## What you are asked to do
Reproduce all the lines exactly as they stand, apart from the pictures.

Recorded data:
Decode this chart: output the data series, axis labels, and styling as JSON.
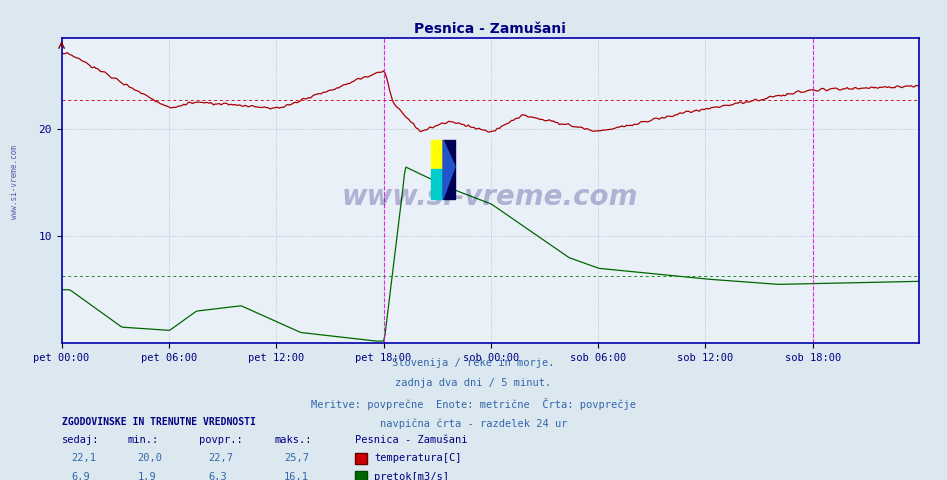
{
  "title": "Pesnica - Zamušani",
  "title_color": "#000080",
  "bg_color": "#dce8f0",
  "plot_bg_color": "#eaf0f8",
  "grid_color": "#b0b8cc",
  "xlabel_color": "#000080",
  "ylabel_color": "#000080",
  "x_tick_labels": [
    "pet 00:00",
    "pet 06:00",
    "pet 12:00",
    "pet 18:00",
    "sob 00:00",
    "sob 06:00",
    "sob 12:00",
    "sob 18:00"
  ],
  "x_tick_positions": [
    0,
    72,
    144,
    216,
    288,
    360,
    432,
    504
  ],
  "total_points": 576,
  "y_lim_min": 0,
  "y_lim_max": 28.5,
  "y_ticks": [
    10,
    20
  ],
  "temp_color": "#aa0000",
  "flow_color": "#006600",
  "avg_temp_color": "#cc0000",
  "avg_flow_color": "#008800",
  "vline_color": "#ee00ee",
  "vline_positions": [
    216,
    504
  ],
  "temp_avg": 22.7,
  "flow_avg": 6.3,
  "temp_min": 20.0,
  "temp_max": 25.7,
  "flow_min": 1.9,
  "flow_max": 16.1,
  "temp_current": 22.1,
  "flow_current": 6.9,
  "watermark": "www.si-vreme.com",
  "info_line1": "Slovenija / reke in morje.",
  "info_line2": "zadnja dva dni / 5 minut.",
  "info_line3": "Meritve: povprečne  Enote: metrične  Črta: povprečje",
  "info_line4": "navpična črta - razdelek 24 ur",
  "legend_title": "Pesnica - Zamušani",
  "legend_temp": "temperatura[C]",
  "legend_flow": "pretok[m3/s]",
  "left_label": "ZGODOVINSKE IN TRENUTNE VREDNOSTI",
  "col_sedaj": "sedaj:",
  "col_min": "min.:",
  "col_povpr": "povpr.:",
  "col_maks": "maks.:"
}
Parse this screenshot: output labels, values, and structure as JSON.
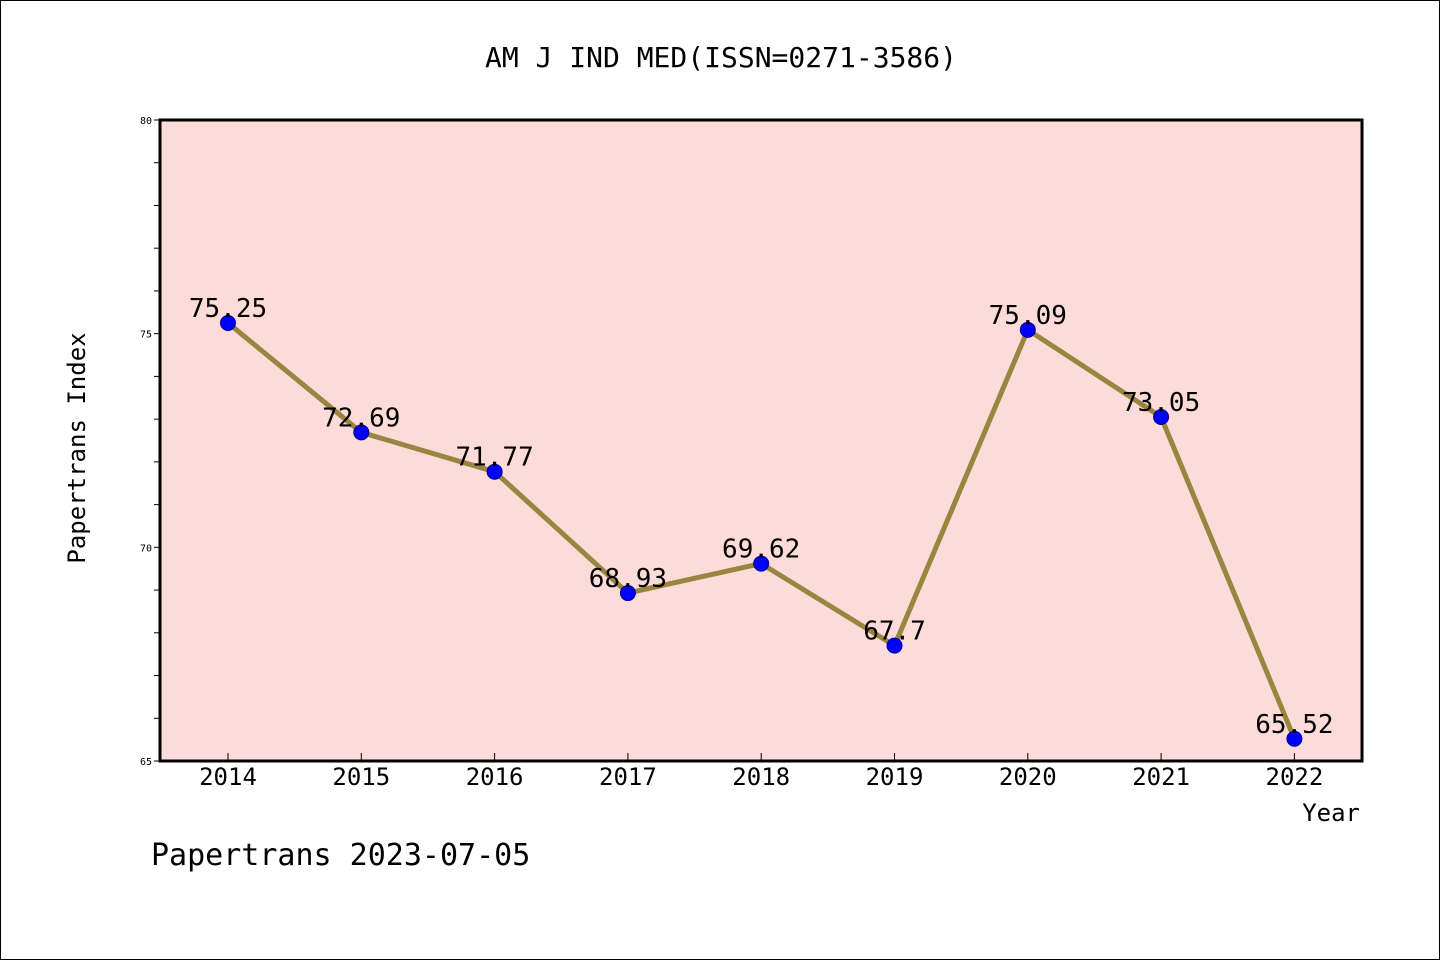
{
  "chart_data": {
    "type": "line",
    "title": "AM J IND MED(ISSN=0271-3586)",
    "xlabel": "Year",
    "ylabel": "Papertrans Index",
    "x": [
      "2014",
      "2015",
      "2016",
      "2017",
      "2018",
      "2019",
      "2020",
      "2021",
      "2022"
    ],
    "values": [
      75.25,
      72.69,
      71.77,
      68.93,
      69.62,
      67.7,
      75.09,
      73.05,
      65.52
    ],
    "value_labels": [
      "75.25",
      "72.69",
      "71.77",
      "68.93",
      "69.62",
      "67.7",
      "75.09",
      "73.05",
      "65.52"
    ],
    "ylim": [
      65,
      80
    ],
    "yticks": [
      "65",
      "70",
      "75",
      "80"
    ],
    "grid": false,
    "legend": "none",
    "colors": {
      "plot_background": "#fddbd8",
      "line": "#9a8540",
      "marker": "#0000ff"
    }
  },
  "footer": {
    "note": "Papertrans 2023-07-05"
  }
}
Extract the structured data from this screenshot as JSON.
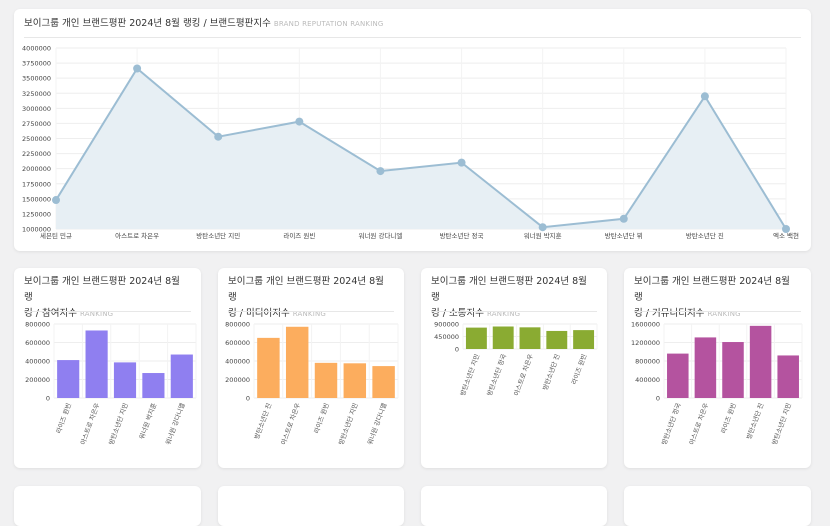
{
  "main_card": {
    "title": "보이그룹 개인 브랜드평판 2024년 8월 랭킹 / 브랜드평판지수",
    "subtitle": "BRAND REPUTATION RANKING"
  },
  "small_cards": [
    {
      "title_line1": "보이그룹 개인 브랜드평판 2024년 8월 랭",
      "title_line2": "킹 / 참여지수",
      "subtitle": "RANKING"
    },
    {
      "title_line1": "보이그룹 개인 브랜드평판 2024년 8월 랭",
      "title_line2": "킹 / 미디어지수",
      "subtitle": "RANKING"
    },
    {
      "title_line1": "보이그룹 개인 브랜드평판 2024년 8월 랭",
      "title_line2": "킹 / 소통지수",
      "subtitle": "RANKING"
    },
    {
      "title_line1": "보이그룹 개인 브랜드평판 2024년 8월 랭",
      "title_line2": "킹 / 커뮤니티지수",
      "subtitle": "RANKING"
    }
  ],
  "chart_data": [
    {
      "type": "area",
      "categories": [
        "세븐틴 민규",
        "아스트로 차은우",
        "방탄소년단 지민",
        "라이즈 원빈",
        "워너원 강다니엘",
        "방탄소년단 정국",
        "워너원 박지훈",
        "방탄소년단 뷔",
        "방탄소년단 진",
        "엑소 백현"
      ],
      "values": [
        1480000,
        3660000,
        2530000,
        2780000,
        1960000,
        2100000,
        1030000,
        1170000,
        3200000,
        1000000
      ],
      "ylim": [
        1000000,
        4000000
      ],
      "yticks": [
        1000000,
        1250000,
        1500000,
        1750000,
        2000000,
        2250000,
        2500000,
        2750000,
        3000000,
        3250000,
        3500000,
        3750000,
        4000000
      ],
      "color": "#9cbdd3",
      "fill": "#e7eff4",
      "grid": true
    },
    {
      "type": "bar",
      "categories": [
        "라이즈 원빈",
        "아스트로 차은우",
        "방탄소년단 지민",
        "워너원 박지훈",
        "워너원 강다니엘"
      ],
      "values": [
        410000,
        730000,
        385000,
        270000,
        470000
      ],
      "ylim": [
        0,
        800000
      ],
      "yticks": [
        0,
        200000,
        400000,
        600000,
        800000
      ],
      "color": "#8f7ff0",
      "grid": true
    },
    {
      "type": "bar",
      "categories": [
        "방탄소년단 진",
        "아스트로 차은우",
        "라이즈 원빈",
        "방탄소년단 지민",
        "워너원 강다니엘"
      ],
      "values": [
        650000,
        770000,
        380000,
        375000,
        345000
      ],
      "ylim": [
        0,
        800000
      ],
      "yticks": [
        0,
        200000,
        400000,
        600000,
        800000
      ],
      "color": "#fcad5e",
      "grid": true
    },
    {
      "type": "bar",
      "categories": [
        "방탄소년단 지민",
        "방탄소년단 정국",
        "아스트로 차은우",
        "방탄소년단 진",
        "라이즈 원빈"
      ],
      "values": [
        770000,
        810000,
        780000,
        650000,
        680000
      ],
      "ylim": [
        0,
        900000
      ],
      "yticks": [
        0,
        450000,
        900000
      ],
      "color": "#8aab32",
      "grid": true
    },
    {
      "type": "bar",
      "categories": [
        "방탄소년단 정국",
        "아스트로 차은우",
        "라이즈 원빈",
        "방탄소년단 진",
        "방탄소년단 지민"
      ],
      "values": [
        960000,
        1310000,
        1210000,
        1560000,
        920000
      ],
      "ylim": [
        0,
        1600000
      ],
      "yticks": [
        0,
        400000,
        800000,
        1200000,
        1600000
      ],
      "color": "#b4539f",
      "grid": true
    }
  ]
}
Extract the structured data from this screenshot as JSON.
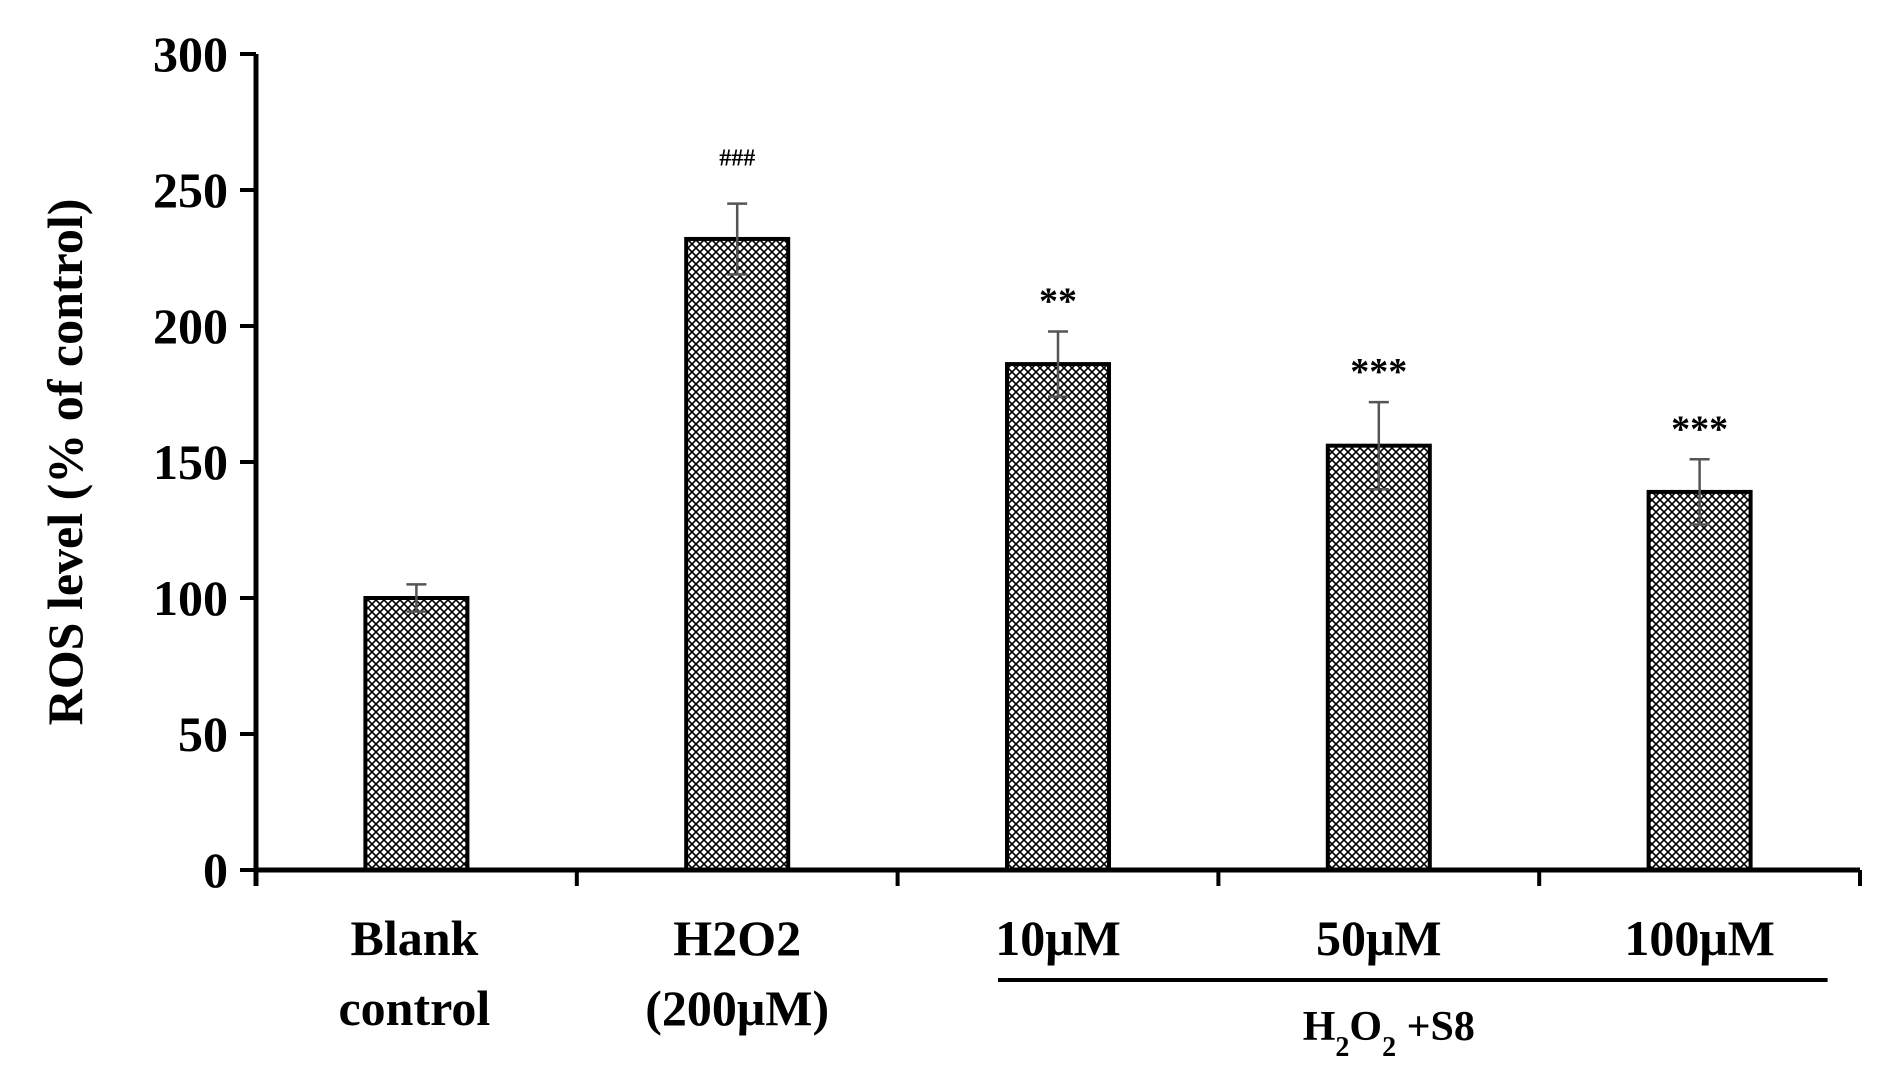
{
  "chart_data": {
    "type": "bar",
    "title": "",
    "xlabel": "",
    "ylabel": "ROS level (% of control)",
    "ylim": [
      0,
      300
    ],
    "yticks": [
      0,
      50,
      100,
      150,
      200,
      250,
      300
    ],
    "grid": false,
    "categories": [
      {
        "line1": "Blank",
        "line2": "control"
      },
      {
        "line1": "H2O2",
        "line2": "(200μM)"
      },
      {
        "line1": "10μM",
        "line2": ""
      },
      {
        "line1": "50μM",
        "line2": ""
      },
      {
        "line1": "100μM",
        "line2": ""
      }
    ],
    "values": [
      100,
      232,
      186,
      156,
      139
    ],
    "errors": [
      5,
      13,
      12,
      16,
      12
    ],
    "significance": [
      "",
      "###",
      "**",
      "***",
      "***"
    ],
    "group_annotation": {
      "label_base": "H",
      "label_sub1": "2",
      "label_mid": "O",
      "label_sub2": "2",
      "label_tail": " +S8",
      "spans_categories": [
        2,
        4
      ]
    },
    "colors": {
      "bar_fill_fg": "#000000",
      "bar_fill_bg": "#ffffff",
      "axis": "#000000",
      "error_bar": "#555555"
    }
  }
}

## Right answer
Decode this chart: output the data series, axis labels, and styling as JSON.
{
  "title": "Pesnica - Zamušani",
  "title_color": "#000080",
  "bg_color": "#dce8f0",
  "plot_bg_color": "#eaf0f8",
  "grid_color": "#b0b8cc",
  "xlabel_color": "#000080",
  "ylabel_color": "#000080",
  "x_tick_labels": [
    "pet 00:00",
    "pet 06:00",
    "pet 12:00",
    "pet 18:00",
    "sob 00:00",
    "sob 06:00",
    "sob 12:00",
    "sob 18:00"
  ],
  "x_tick_positions": [
    0,
    72,
    144,
    216,
    288,
    360,
    432,
    504
  ],
  "total_points": 576,
  "y_lim_min": 0,
  "y_lim_max": 28.5,
  "y_ticks": [
    10,
    20
  ],
  "temp_color": "#aa0000",
  "flow_color": "#006600",
  "avg_temp_color": "#cc0000",
  "avg_flow_color": "#008800",
  "vline_color": "#ee00ee",
  "vline_positions": [
    216,
    504
  ],
  "temp_avg": 22.7,
  "flow_avg": 6.3,
  "temp_min": 20.0,
  "temp_max": 25.7,
  "flow_min": 1.9,
  "flow_max": 16.1,
  "temp_current": 22.1,
  "flow_current": 6.9,
  "watermark": "www.si-vreme.com",
  "info_line1": "Slovenija / reke in morje.",
  "info_line2": "zadnja dva dni / 5 minut.",
  "info_line3": "Meritve: povprečne  Enote: metrične  Črta: povprečje",
  "info_line4": "navpična črta - razdelek 24 ur",
  "legend_title": "Pesnica - Zamušani",
  "legend_temp": "temperatura[C]",
  "legend_flow": "pretok[m3/s]",
  "left_label": "ZGODOVINSKE IN TRENUTNE VREDNOSTI",
  "col_sedaj": "sedaj:",
  "col_min": "min.:",
  "col_povpr": "povpr.:",
  "col_maks": "maks.:"
}
Parse this screenshot: output labels, values, and structure as JSON.
{
  "chart_data": {
    "type": "line",
    "title": "AM J IND MED(ISSN=0271-3586)",
    "xlabel": "Year",
    "ylabel": "Papertrans Index",
    "x": [
      "2014",
      "2015",
      "2016",
      "2017",
      "2018",
      "2019",
      "2020",
      "2021",
      "2022"
    ],
    "values": [
      75.25,
      72.69,
      71.77,
      68.93,
      69.62,
      67.7,
      75.09,
      73.05,
      65.52
    ],
    "value_labels": [
      "75.25",
      "72.69",
      "71.77",
      "68.93",
      "69.62",
      "67.7",
      "75.09",
      "73.05",
      "65.52"
    ],
    "ylim": [
      65,
      80
    ],
    "yticks": [
      "65",
      "70",
      "75",
      "80"
    ],
    "grid": false,
    "legend": "none",
    "colors": {
      "plot_background": "#fddbd8",
      "line": "#9a8540",
      "marker": "#0000ff"
    }
  },
  "footer": {
    "note": "Papertrans 2023-07-05"
  }
}
Extract the structured data from this screenshot as JSON.
{
  "main_card": {
    "title": "보이그룹 개인 브랜드평판 2024년 8월 랭킹 / 브랜드평판지수",
    "subtitle": "BRAND REPUTATION RANKING"
  },
  "small_cards": [
    {
      "title_line1": "보이그룹 개인 브랜드평판 2024년 8월 랭",
      "title_line2": "킹 / 참여지수",
      "subtitle": "RANKING"
    },
    {
      "title_line1": "보이그룹 개인 브랜드평판 2024년 8월 랭",
      "title_line2": "킹 / 미디어지수",
      "subtitle": "RANKING"
    },
    {
      "title_line1": "보이그룹 개인 브랜드평판 2024년 8월 랭",
      "title_line2": "킹 / 소통지수",
      "subtitle": "RANKING"
    },
    {
      "title_line1": "보이그룹 개인 브랜드평판 2024년 8월 랭",
      "title_line2": "킹 / 커뮤니티지수",
      "subtitle": "RANKING"
    }
  ],
  "chart_data": [
    {
      "type": "area",
      "categories": [
        "세븐틴 민규",
        "아스트로 차은우",
        "방탄소년단 지민",
        "라이즈 원빈",
        "워너원 강다니엘",
        "방탄소년단 정국",
        "워너원 박지훈",
        "방탄소년단 뷔",
        "방탄소년단 진",
        "엑소 백현"
      ],
      "values": [
        1480000,
        3660000,
        2530000,
        2780000,
        1960000,
        2100000,
        1030000,
        1170000,
        3200000,
        1000000
      ],
      "ylim": [
        1000000,
        4000000
      ],
      "yticks": [
        1000000,
        1250000,
        1500000,
        1750000,
        2000000,
        2250000,
        2500000,
        2750000,
        3000000,
        3250000,
        3500000,
        3750000,
        4000000
      ],
      "color": "#9cbdd3",
      "fill": "#e7eff4",
      "grid": true
    },
    {
      "type": "bar",
      "categories": [
        "라이즈 원빈",
        "아스트로 차은우",
        "방탄소년단 지민",
        "워너원 박지훈",
        "워너원 강다니엘"
      ],
      "values": [
        410000,
        730000,
        385000,
        270000,
        470000
      ],
      "ylim": [
        0,
        800000
      ],
      "yticks": [
        0,
        200000,
        400000,
        600000,
        800000
      ],
      "color": "#8f7ff0",
      "grid": true
    },
    {
      "type": "bar",
      "categories": [
        "방탄소년단 진",
        "아스트로 차은우",
        "라이즈 원빈",
        "방탄소년단 지민",
        "워너원 강다니엘"
      ],
      "values": [
        650000,
        770000,
        380000,
        375000,
        345000
      ],
      "ylim": [
        0,
        800000
      ],
      "yticks": [
        0,
        200000,
        400000,
        600000,
        800000
      ],
      "color": "#fcad5e",
      "grid": true
    },
    {
      "type": "bar",
      "categories": [
        "방탄소년단 지민",
        "방탄소년단 정국",
        "아스트로 차은우",
        "방탄소년단 진",
        "라이즈 원빈"
      ],
      "values": [
        770000,
        810000,
        780000,
        650000,
        680000
      ],
      "ylim": [
        0,
        900000
      ],
      "yticks": [
        0,
        450000,
        900000
      ],
      "color": "#8aab32",
      "grid": true
    },
    {
      "type": "bar",
      "categories": [
        "방탄소년단 정국",
        "아스트로 차은우",
        "라이즈 원빈",
        "방탄소년단 진",
        "방탄소년단 지민"
      ],
      "values": [
        960000,
        1310000,
        1210000,
        1560000,
        920000
      ],
      "ylim": [
        0,
        1600000
      ],
      "yticks": [
        0,
        400000,
        800000,
        1200000,
        1600000
      ],
      "color": "#b4539f",
      "grid": true
    }
  ]
}
Extract the structured data from this screenshot as JSON.
{
  "chart_data": {
    "type": "bar",
    "title": "",
    "xlabel": "",
    "ylabel": "ROS level (% of control)",
    "ylim": [
      0,
      300
    ],
    "yticks": [
      0,
      50,
      100,
      150,
      200,
      250,
      300
    ],
    "grid": false,
    "categories": [
      {
        "line1": "Blank",
        "line2": "control"
      },
      {
        "line1": "H2O2",
        "line2": "(200μM)"
      },
      {
        "line1": "10μM",
        "line2": ""
      },
      {
        "line1": "50μM",
        "line2": ""
      },
      {
        "line1": "100μM",
        "line2": ""
      }
    ],
    "values": [
      100,
      232,
      186,
      156,
      139
    ],
    "errors": [
      5,
      13,
      12,
      16,
      12
    ],
    "significance": [
      "",
      "###",
      "**",
      "***",
      "***"
    ],
    "group_annotation": {
      "label_base": "H",
      "label_sub1": "2",
      "label_mid": "O",
      "label_sub2": "2",
      "label_tail": " +S8",
      "spans_categories": [
        2,
        4
      ]
    },
    "colors": {
      "bar_fill_fg": "#000000",
      "bar_fill_bg": "#ffffff",
      "axis": "#000000",
      "error_bar": "#555555"
    }
  }
}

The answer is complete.